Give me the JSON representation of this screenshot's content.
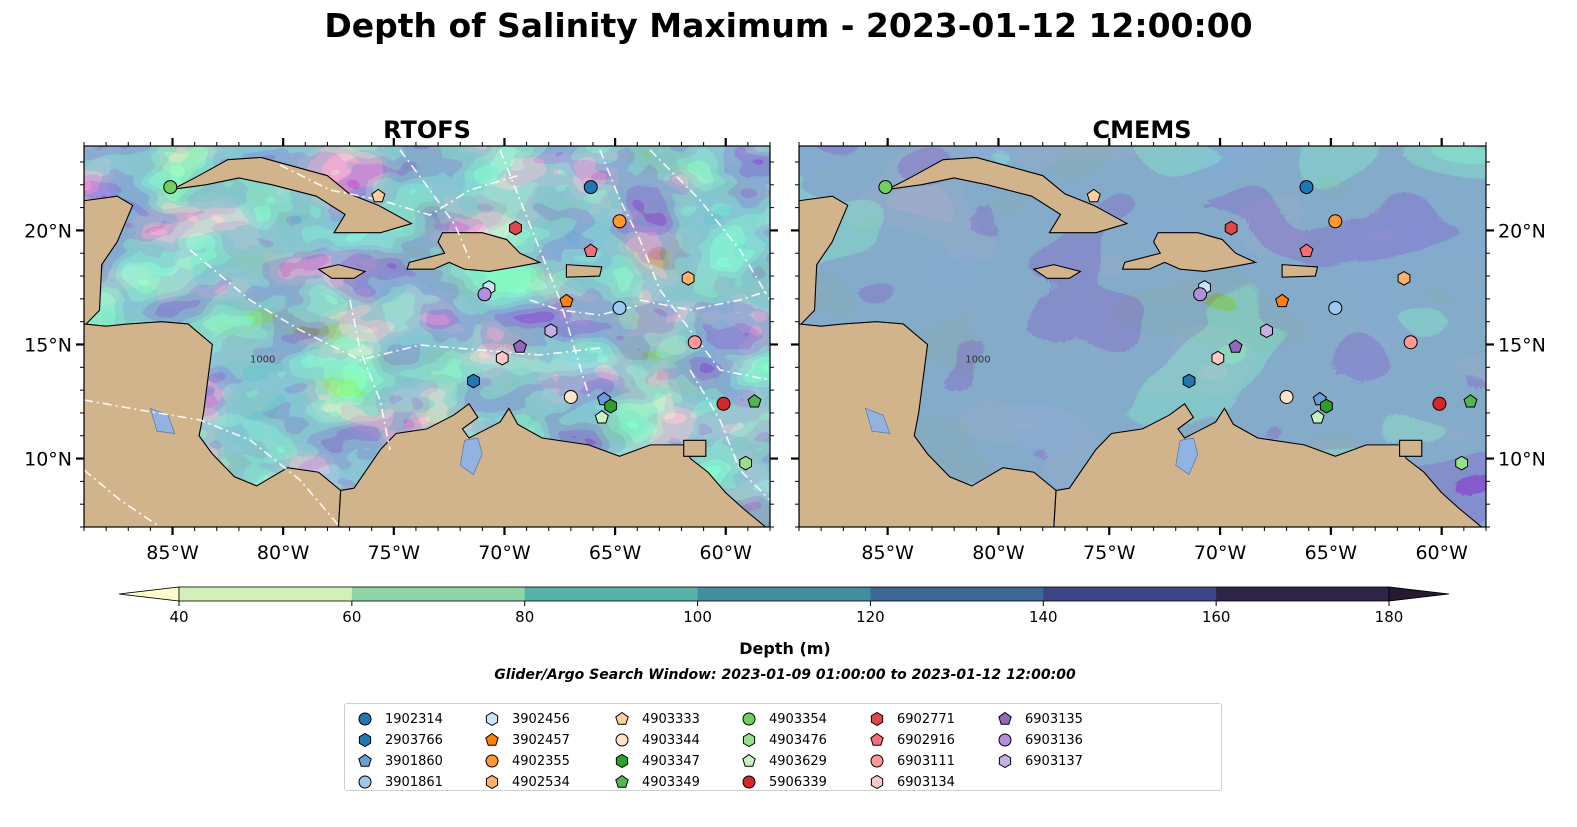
{
  "figure": {
    "title": "Depth of Salinity Maximum - 2023-01-12 12:00:00",
    "panels": [
      {
        "id": "rtofs",
        "title": "RTOFS"
      },
      {
        "id": "cmems",
        "title": "CMEMS"
      }
    ],
    "lon_ticks": [
      "85°W",
      "80°W",
      "75°W",
      "70°W",
      "65°W",
      "60°W"
    ],
    "lat_ticks": [
      "20°N",
      "15°N",
      "10°N"
    ],
    "lon_values": [
      -85,
      -80,
      -75,
      -70,
      -65,
      -60
    ],
    "lat_values": [
      20,
      15,
      10
    ],
    "extent": {
      "lon_min": -89,
      "lon_max": -58,
      "lat_min": 7,
      "lat_max": 23.7
    },
    "contour_label": "1000"
  },
  "colorbar": {
    "label": "Depth (m)",
    "ticks": [
      "40",
      "60",
      "80",
      "100",
      "120",
      "140",
      "160",
      "180"
    ],
    "colors": [
      "#fdfccd",
      "#d4f0b9",
      "#8fd5a5",
      "#56b1a6",
      "#428e9e",
      "#3c6896",
      "#3e4585",
      "#2f2548",
      "#261a2e"
    ],
    "extend": "both"
  },
  "search_window": "Glider/Argo Search Window: 2023-01-09 01:00:00 to 2023-01-12 12:00:00",
  "land_color": "#d2b48c",
  "lake_color": "#92b3e2",
  "legend": [
    {
      "id": "1902314",
      "marker": "circle",
      "color": "#1f77b4"
    },
    {
      "id": "2903766",
      "marker": "hexagon",
      "color": "#1f77b4"
    },
    {
      "id": "3901860",
      "marker": "pentagon",
      "color": "#6a9ed6"
    },
    {
      "id": "3901861",
      "marker": "circle",
      "color": "#9ec9ee"
    },
    {
      "id": "3902456",
      "marker": "hexagon",
      "color": "#c6e5f7"
    },
    {
      "id": "3902457",
      "marker": "pentagon",
      "color": "#ff7f0e"
    },
    {
      "id": "4902355",
      "marker": "circle",
      "color": "#ff9830"
    },
    {
      "id": "4902534",
      "marker": "hexagon",
      "color": "#ffb06b"
    },
    {
      "id": "4903333",
      "marker": "pentagon",
      "color": "#ffcf9e"
    },
    {
      "id": "4903344",
      "marker": "circle",
      "color": "#ffe3c8"
    },
    {
      "id": "4903347",
      "marker": "hexagon",
      "color": "#2ca02c"
    },
    {
      "id": "4903349",
      "marker": "pentagon",
      "color": "#52b552"
    },
    {
      "id": "4903354",
      "marker": "circle",
      "color": "#6fcf5f"
    },
    {
      "id": "4903476",
      "marker": "hexagon",
      "color": "#98df8a"
    },
    {
      "id": "4903629",
      "marker": "pentagon",
      "color": "#c9f0c0"
    },
    {
      "id": "5906339",
      "marker": "circle",
      "color": "#d62728"
    },
    {
      "id": "6902771",
      "marker": "hexagon",
      "color": "#e0474a"
    },
    {
      "id": "6902916",
      "marker": "pentagon",
      "color": "#f07075"
    },
    {
      "id": "6903111",
      "marker": "circle",
      "color": "#ff9896"
    },
    {
      "id": "6903134",
      "marker": "hexagon",
      "color": "#ffc7c6"
    },
    {
      "id": "6903135",
      "marker": "pentagon",
      "color": "#9467bd"
    },
    {
      "id": "6903136",
      "marker": "circle",
      "color": "#b28ede"
    },
    {
      "id": "6903137",
      "marker": "hexagon",
      "color": "#c5b0e5"
    }
  ],
  "floats": [
    {
      "id": "4903354",
      "lon": -85.1,
      "lat": 21.9
    },
    {
      "id": "4903333",
      "lon": -75.7,
      "lat": 21.5
    },
    {
      "id": "1902314",
      "lon": -66.1,
      "lat": 21.9
    },
    {
      "id": "4902355",
      "lon": -64.8,
      "lat": 20.4
    },
    {
      "id": "6902771",
      "lon": -69.5,
      "lat": 20.1
    },
    {
      "id": "6902916",
      "lon": -66.1,
      "lat": 19.1
    },
    {
      "id": "4902534",
      "lon": -61.7,
      "lat": 17.9
    },
    {
      "id": "3902456",
      "lon": -70.7,
      "lat": 17.5
    },
    {
      "id": "6903136",
      "lon": -70.9,
      "lat": 17.2
    },
    {
      "id": "3902457",
      "lon": -67.2,
      "lat": 16.9
    },
    {
      "id": "3901861",
      "lon": -64.8,
      "lat": 16.6
    },
    {
      "id": "6903137",
      "lon": -67.9,
      "lat": 15.6
    },
    {
      "id": "6903111",
      "lon": -61.4,
      "lat": 15.1
    },
    {
      "id": "6903135",
      "lon": -69.3,
      "lat": 14.9
    },
    {
      "id": "6903134",
      "lon": -70.1,
      "lat": 14.4
    },
    {
      "id": "2903766",
      "lon": -71.4,
      "lat": 13.4
    },
    {
      "id": "4903344",
      "lon": -67.0,
      "lat": 12.7
    },
    {
      "id": "3901860",
      "lon": -65.5,
      "lat": 12.6
    },
    {
      "id": "4903347",
      "lon": -65.2,
      "lat": 12.3
    },
    {
      "id": "4903629",
      "lon": -65.6,
      "lat": 11.8
    },
    {
      "id": "5906339",
      "lon": -60.1,
      "lat": 12.4
    },
    {
      "id": "4903349",
      "lon": -58.7,
      "lat": 12.5
    },
    {
      "id": "4903476",
      "lon": -59.1,
      "lat": 9.8
    }
  ]
}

○ ○ ○ ○

[Your task] From the material above, reproduce everything verbatim except the pictures.

[Answer to the exercise]
Give me the JSON representation of this screenshot's content.
{
  "figure": {
    "title": "Depth of Salinity Maximum - 2023-01-12 12:00:00",
    "panels": [
      {
        "id": "rtofs",
        "title": "RTOFS"
      },
      {
        "id": "cmems",
        "title": "CMEMS"
      }
    ],
    "lon_ticks": [
      "85°W",
      "80°W",
      "75°W",
      "70°W",
      "65°W",
      "60°W"
    ],
    "lat_ticks": [
      "20°N",
      "15°N",
      "10°N"
    ],
    "lon_values": [
      -85,
      -80,
      -75,
      -70,
      -65,
      -60
    ],
    "lat_values": [
      20,
      15,
      10
    ],
    "extent": {
      "lon_min": -89,
      "lon_max": -58,
      "lat_min": 7,
      "lat_max": 23.7
    },
    "contour_label": "1000"
  },
  "colorbar": {
    "label": "Depth (m)",
    "ticks": [
      "40",
      "60",
      "80",
      "100",
      "120",
      "140",
      "160",
      "180"
    ],
    "colors": [
      "#fdfccd",
      "#d4f0b9",
      "#8fd5a5",
      "#56b1a6",
      "#428e9e",
      "#3c6896",
      "#3e4585",
      "#2f2548",
      "#261a2e"
    ],
    "extend": "both"
  },
  "search_window": "Glider/Argo Search Window: 2023-01-09 01:00:00 to 2023-01-12 12:00:00",
  "land_color": "#d2b48c",
  "lake_color": "#92b3e2",
  "legend": [
    {
      "id": "1902314",
      "marker": "circle",
      "color": "#1f77b4"
    },
    {
      "id": "2903766",
      "marker": "hexagon",
      "color": "#1f77b4"
    },
    {
      "id": "3901860",
      "marker": "pentagon",
      "color": "#6a9ed6"
    },
    {
      "id": "3901861",
      "marker": "circle",
      "color": "#9ec9ee"
    },
    {
      "id": "3902456",
      "marker": "hexagon",
      "color": "#c6e5f7"
    },
    {
      "id": "3902457",
      "marker": "pentagon",
      "color": "#ff7f0e"
    },
    {
      "id": "4902355",
      "marker": "circle",
      "color": "#ff9830"
    },
    {
      "id": "4902534",
      "marker": "hexagon",
      "color": "#ffb06b"
    },
    {
      "id": "4903333",
      "marker": "pentagon",
      "color": "#ffcf9e"
    },
    {
      "id": "4903344",
      "marker": "circle",
      "color": "#ffe3c8"
    },
    {
      "id": "4903347",
      "marker": "hexagon",
      "color": "#2ca02c"
    },
    {
      "id": "4903349",
      "marker": "pentagon",
      "color": "#52b552"
    },
    {
      "id": "4903354",
      "marker": "circle",
      "color": "#6fcf5f"
    },
    {
      "id": "4903476",
      "marker": "hexagon",
      "color": "#98df8a"
    },
    {
      "id": "4903629",
      "marker": "pentagon",
      "color": "#c9f0c0"
    },
    {
      "id": "5906339",
      "marker": "circle",
      "color": "#d62728"
    },
    {
      "id": "6902771",
      "marker": "hexagon",
      "color": "#e0474a"
    },
    {
      "id": "6902916",
      "marker": "pentagon",
      "color": "#f07075"
    },
    {
      "id": "6903111",
      "marker": "circle",
      "color": "#ff9896"
    },
    {
      "id": "6903134",
      "marker": "hexagon",
      "color": "#ffc7c6"
    },
    {
      "id": "6903135",
      "marker": "pentagon",
      "color": "#9467bd"
    },
    {
      "id": "6903136",
      "marker": "circle",
      "color": "#b28ede"
    },
    {
      "id": "6903137",
      "marker": "hexagon",
      "color": "#c5b0e5"
    }
  ],
  "floats": [
    {
      "id": "4903354",
      "lon": -85.1,
      "lat": 21.9
    },
    {
      "id": "4903333",
      "lon": -75.7,
      "lat": 21.5
    },
    {
      "id": "1902314",
      "lon": -66.1,
      "lat": 21.9
    },
    {
      "id": "4902355",
      "lon": -64.8,
      "lat": 20.4
    },
    {
      "id": "6902771",
      "lon": -69.5,
      "lat": 20.1
    },
    {
      "id": "6902916",
      "lon": -66.1,
      "lat": 19.1
    },
    {
      "id": "4902534",
      "lon": -61.7,
      "lat": 17.9
    },
    {
      "id": "3902456",
      "lon": -70.7,
      "lat": 17.5
    },
    {
      "id": "6903136",
      "lon": -70.9,
      "lat": 17.2
    },
    {
      "id": "3902457",
      "lon": -67.2,
      "lat": 16.9
    },
    {
      "id": "3901861",
      "lon": -64.8,
      "lat": 16.6
    },
    {
      "id": "6903137",
      "lon": -67.9,
      "lat": 15.6
    },
    {
      "id": "6903111",
      "lon": -61.4,
      "lat": 15.1
    },
    {
      "id": "6903135",
      "lon": -69.3,
      "lat": 14.9
    },
    {
      "id": "6903134",
      "lon": -70.1,
      "lat": 14.4
    },
    {
      "id": "2903766",
      "lon": -71.4,
      "lat": 13.4
    },
    {
      "id": "4903344",
      "lon": -67.0,
      "lat": 12.7
    },
    {
      "id": "3901860",
      "lon": -65.5,
      "lat": 12.6
    },
    {
      "id": "4903347",
      "lon": -65.2,
      "lat": 12.3
    },
    {
      "id": "4903629",
      "lon": -65.6,
      "lat": 11.8
    },
    {
      "id": "5906339",
      "lon": -60.1,
      "lat": 12.4
    },
    {
      "id": "4903349",
      "lon": -58.7,
      "lat": 12.5
    },
    {
      "id": "4903476",
      "lon": -59.1,
      "lat": 9.8
    }
  ]
}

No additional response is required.